Restate, word for word, all of the material shown below.
---------- Entries shown ----------
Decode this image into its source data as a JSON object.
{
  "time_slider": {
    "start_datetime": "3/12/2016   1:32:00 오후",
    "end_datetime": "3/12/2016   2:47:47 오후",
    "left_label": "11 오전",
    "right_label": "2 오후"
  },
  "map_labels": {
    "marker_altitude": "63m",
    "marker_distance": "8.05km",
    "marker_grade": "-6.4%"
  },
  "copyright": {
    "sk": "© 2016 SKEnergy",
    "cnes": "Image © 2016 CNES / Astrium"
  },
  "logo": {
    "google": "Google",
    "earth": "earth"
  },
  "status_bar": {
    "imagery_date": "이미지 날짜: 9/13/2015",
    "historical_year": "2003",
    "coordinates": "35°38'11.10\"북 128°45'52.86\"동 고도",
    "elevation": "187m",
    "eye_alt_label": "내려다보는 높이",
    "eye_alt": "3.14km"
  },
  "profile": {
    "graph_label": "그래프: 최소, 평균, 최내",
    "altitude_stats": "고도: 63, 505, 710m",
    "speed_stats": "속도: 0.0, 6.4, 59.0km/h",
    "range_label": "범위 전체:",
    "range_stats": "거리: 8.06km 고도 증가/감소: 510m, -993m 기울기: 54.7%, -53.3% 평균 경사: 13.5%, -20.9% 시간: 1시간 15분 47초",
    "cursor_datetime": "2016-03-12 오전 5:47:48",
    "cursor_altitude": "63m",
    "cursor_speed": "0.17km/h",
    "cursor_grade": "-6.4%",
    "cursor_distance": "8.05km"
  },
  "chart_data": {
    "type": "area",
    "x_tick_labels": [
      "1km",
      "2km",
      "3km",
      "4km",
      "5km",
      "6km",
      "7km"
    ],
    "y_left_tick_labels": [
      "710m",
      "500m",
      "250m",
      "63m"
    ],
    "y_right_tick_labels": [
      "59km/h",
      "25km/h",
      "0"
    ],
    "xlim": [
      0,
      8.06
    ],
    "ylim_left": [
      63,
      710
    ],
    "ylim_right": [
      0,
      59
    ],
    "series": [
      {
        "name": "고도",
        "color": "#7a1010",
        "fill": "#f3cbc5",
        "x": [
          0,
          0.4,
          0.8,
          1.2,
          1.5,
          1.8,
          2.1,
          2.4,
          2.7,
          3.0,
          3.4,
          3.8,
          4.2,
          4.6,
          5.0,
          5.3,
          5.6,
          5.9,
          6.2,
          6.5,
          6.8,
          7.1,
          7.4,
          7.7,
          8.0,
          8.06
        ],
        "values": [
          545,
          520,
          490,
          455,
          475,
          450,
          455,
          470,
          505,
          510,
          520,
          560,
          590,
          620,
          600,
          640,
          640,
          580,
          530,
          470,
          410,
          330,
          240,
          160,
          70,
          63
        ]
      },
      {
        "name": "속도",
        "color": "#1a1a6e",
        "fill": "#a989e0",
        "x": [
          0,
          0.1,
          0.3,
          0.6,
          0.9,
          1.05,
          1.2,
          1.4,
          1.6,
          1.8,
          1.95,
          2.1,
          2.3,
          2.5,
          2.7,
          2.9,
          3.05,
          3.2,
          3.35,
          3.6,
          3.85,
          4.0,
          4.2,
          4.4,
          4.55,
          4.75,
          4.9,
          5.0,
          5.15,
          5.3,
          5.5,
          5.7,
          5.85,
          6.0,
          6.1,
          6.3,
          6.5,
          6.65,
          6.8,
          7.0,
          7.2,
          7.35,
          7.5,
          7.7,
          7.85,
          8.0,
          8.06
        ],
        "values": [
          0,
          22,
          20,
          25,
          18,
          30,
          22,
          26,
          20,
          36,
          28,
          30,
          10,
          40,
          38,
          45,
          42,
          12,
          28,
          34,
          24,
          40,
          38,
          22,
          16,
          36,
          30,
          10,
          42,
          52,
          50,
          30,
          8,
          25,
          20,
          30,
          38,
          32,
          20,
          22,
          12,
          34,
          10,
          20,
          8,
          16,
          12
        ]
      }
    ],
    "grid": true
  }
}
----------
The answer:
Decode this image into its source data as a JSON object.
{
  "time_slider": {
    "start_datetime": "3/12/2016   1:32:00 오후",
    "end_datetime": "3/12/2016   2:47:47 오후",
    "left_label": "11 오전",
    "right_label": "2 오후"
  },
  "map_labels": {
    "marker_altitude": "63m",
    "marker_distance": "8.05km",
    "marker_grade": "-6.4%"
  },
  "copyright": {
    "sk": "© 2016 SKEnergy",
    "cnes": "Image © 2016 CNES / Astrium"
  },
  "logo": {
    "google": "Google",
    "earth": "earth"
  },
  "status_bar": {
    "imagery_date": "이미지 날짜: 9/13/2015",
    "historical_year": "2003",
    "coordinates": "35°38'11.10\"북 128°45'52.86\"동 고도",
    "elevation": "187m",
    "eye_alt_label": "내려다보는 높이",
    "eye_alt": "3.14km"
  },
  "profile": {
    "graph_label": "그래프: 최소, 평균, 최내",
    "altitude_stats": "고도: 63, 505, 710m",
    "speed_stats": "속도: 0.0, 6.4, 59.0km/h",
    "range_label": "범위 전체:",
    "range_stats": "거리: 8.06km 고도 증가/감소: 510m, -993m 기울기: 54.7%, -53.3% 평균 경사: 13.5%, -20.9% 시간: 1시간 15분 47초",
    "cursor_datetime": "2016-03-12 오전 5:47:48",
    "cursor_altitude": "63m",
    "cursor_speed": "0.17km/h",
    "cursor_grade": "-6.4%",
    "cursor_distance": "8.05km"
  },
  "chart_data": {
    "type": "area",
    "x_tick_labels": [
      "1km",
      "2km",
      "3km",
      "4km",
      "5km",
      "6km",
      "7km"
    ],
    "y_left_tick_labels": [
      "710m",
      "500m",
      "250m",
      "63m"
    ],
    "y_right_tick_labels": [
      "59km/h",
      "25km/h",
      "0"
    ],
    "xlim": [
      0,
      8.06
    ],
    "ylim_left": [
      63,
      710
    ],
    "ylim_right": [
      0,
      59
    ],
    "series": [
      {
        "name": "고도",
        "color": "#7a1010",
        "fill": "#f3cbc5",
        "x": [
          0,
          0.4,
          0.8,
          1.2,
          1.5,
          1.8,
          2.1,
          2.4,
          2.7,
          3.0,
          3.4,
          3.8,
          4.2,
          4.6,
          5.0,
          5.3,
          5.6,
          5.9,
          6.2,
          6.5,
          6.8,
          7.1,
          7.4,
          7.7,
          8.0,
          8.06
        ],
        "values": [
          545,
          520,
          490,
          455,
          475,
          450,
          455,
          470,
          505,
          510,
          520,
          560,
          590,
          620,
          600,
          640,
          640,
          580,
          530,
          470,
          410,
          330,
          240,
          160,
          70,
          63
        ]
      },
      {
        "name": "속도",
        "color": "#1a1a6e",
        "fill": "#a989e0",
        "x": [
          0,
          0.1,
          0.3,
          0.6,
          0.9,
          1.05,
          1.2,
          1.4,
          1.6,
          1.8,
          1.95,
          2.1,
          2.3,
          2.5,
          2.7,
          2.9,
          3.05,
          3.2,
          3.35,
          3.6,
          3.85,
          4.0,
          4.2,
          4.4,
          4.55,
          4.75,
          4.9,
          5.0,
          5.15,
          5.3,
          5.5,
          5.7,
          5.85,
          6.0,
          6.1,
          6.3,
          6.5,
          6.65,
          6.8,
          7.0,
          7.2,
          7.35,
          7.5,
          7.7,
          7.85,
          8.0,
          8.06
        ],
        "values": [
          0,
          22,
          20,
          25,
          18,
          30,
          22,
          26,
          20,
          36,
          28,
          30,
          10,
          40,
          38,
          45,
          42,
          12,
          28,
          34,
          24,
          40,
          38,
          22,
          16,
          36,
          30,
          10,
          42,
          52,
          50,
          30,
          8,
          25,
          20,
          30,
          38,
          32,
          20,
          22,
          12,
          34,
          10,
          20,
          8,
          16,
          12
        ]
      }
    ],
    "grid": true
  }
}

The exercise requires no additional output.